-- Brief --
Under this task are some entries; return every one of them exactly.

[Items from a figure collection]

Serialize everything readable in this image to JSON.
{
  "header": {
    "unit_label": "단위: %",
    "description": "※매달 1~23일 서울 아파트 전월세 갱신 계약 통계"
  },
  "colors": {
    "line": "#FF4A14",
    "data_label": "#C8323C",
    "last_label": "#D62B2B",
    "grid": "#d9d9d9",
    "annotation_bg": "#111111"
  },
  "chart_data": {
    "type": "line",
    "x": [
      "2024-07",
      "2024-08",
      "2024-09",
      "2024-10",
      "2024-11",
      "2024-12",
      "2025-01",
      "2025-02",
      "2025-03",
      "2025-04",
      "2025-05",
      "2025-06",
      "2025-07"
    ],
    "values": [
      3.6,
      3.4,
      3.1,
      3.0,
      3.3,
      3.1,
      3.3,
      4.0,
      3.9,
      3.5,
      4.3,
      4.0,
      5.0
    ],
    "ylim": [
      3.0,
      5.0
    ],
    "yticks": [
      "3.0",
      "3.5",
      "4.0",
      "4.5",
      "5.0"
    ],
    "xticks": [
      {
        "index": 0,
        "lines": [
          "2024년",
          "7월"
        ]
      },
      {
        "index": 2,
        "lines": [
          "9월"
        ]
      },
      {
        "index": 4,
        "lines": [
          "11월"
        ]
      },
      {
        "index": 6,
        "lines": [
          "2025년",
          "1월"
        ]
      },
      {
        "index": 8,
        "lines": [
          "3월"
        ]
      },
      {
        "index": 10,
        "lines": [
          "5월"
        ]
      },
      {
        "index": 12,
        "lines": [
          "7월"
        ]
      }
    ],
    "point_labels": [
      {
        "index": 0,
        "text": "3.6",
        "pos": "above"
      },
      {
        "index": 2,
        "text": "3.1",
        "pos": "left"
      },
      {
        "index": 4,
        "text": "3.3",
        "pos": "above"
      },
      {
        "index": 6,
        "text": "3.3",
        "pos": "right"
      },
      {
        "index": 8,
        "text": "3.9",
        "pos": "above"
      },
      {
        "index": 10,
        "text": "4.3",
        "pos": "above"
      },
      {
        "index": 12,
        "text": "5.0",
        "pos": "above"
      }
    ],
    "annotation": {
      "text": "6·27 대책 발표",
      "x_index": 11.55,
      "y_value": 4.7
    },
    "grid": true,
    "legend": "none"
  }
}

-- Answer to the exercise --
Serialize everything readable in this image to JSON.
{
  "header": {
    "unit_label": "단위: %",
    "description": "※매달 1~23일 서울 아파트 전월세 갱신 계약 통계"
  },
  "colors": {
    "line": "#FF4A14",
    "data_label": "#C8323C",
    "last_label": "#D62B2B",
    "grid": "#d9d9d9",
    "annotation_bg": "#111111"
  },
  "chart_data": {
    "type": "line",
    "x": [
      "2024-07",
      "2024-08",
      "2024-09",
      "2024-10",
      "2024-11",
      "2024-12",
      "2025-01",
      "2025-02",
      "2025-03",
      "2025-04",
      "2025-05",
      "2025-06",
      "2025-07"
    ],
    "values": [
      3.6,
      3.4,
      3.1,
      3.0,
      3.3,
      3.1,
      3.3,
      4.0,
      3.9,
      3.5,
      4.3,
      4.0,
      5.0
    ],
    "ylim": [
      3.0,
      5.0
    ],
    "yticks": [
      "3.0",
      "3.5",
      "4.0",
      "4.5",
      "5.0"
    ],
    "xticks": [
      {
        "index": 0,
        "lines": [
          "2024년",
          "7월"
        ]
      },
      {
        "index": 2,
        "lines": [
          "9월"
        ]
      },
      {
        "index": 4,
        "lines": [
          "11월"
        ]
      },
      {
        "index": 6,
        "lines": [
          "2025년",
          "1월"
        ]
      },
      {
        "index": 8,
        "lines": [
          "3월"
        ]
      },
      {
        "index": 10,
        "lines": [
          "5월"
        ]
      },
      {
        "index": 12,
        "lines": [
          "7월"
        ]
      }
    ],
    "point_labels": [
      {
        "index": 0,
        "text": "3.6",
        "pos": "above"
      },
      {
        "index": 2,
        "text": "3.1",
        "pos": "left"
      },
      {
        "index": 4,
        "text": "3.3",
        "pos": "above"
      },
      {
        "index": 6,
        "text": "3.3",
        "pos": "right"
      },
      {
        "index": 8,
        "text": "3.9",
        "pos": "above"
      },
      {
        "index": 10,
        "text": "4.3",
        "pos": "above"
      },
      {
        "index": 12,
        "text": "5.0",
        "pos": "above"
      }
    ],
    "annotation": {
      "text": "6·27 대책 발표",
      "x_index": 11.55,
      "y_value": 4.7
    },
    "grid": true,
    "legend": "none"
  }
}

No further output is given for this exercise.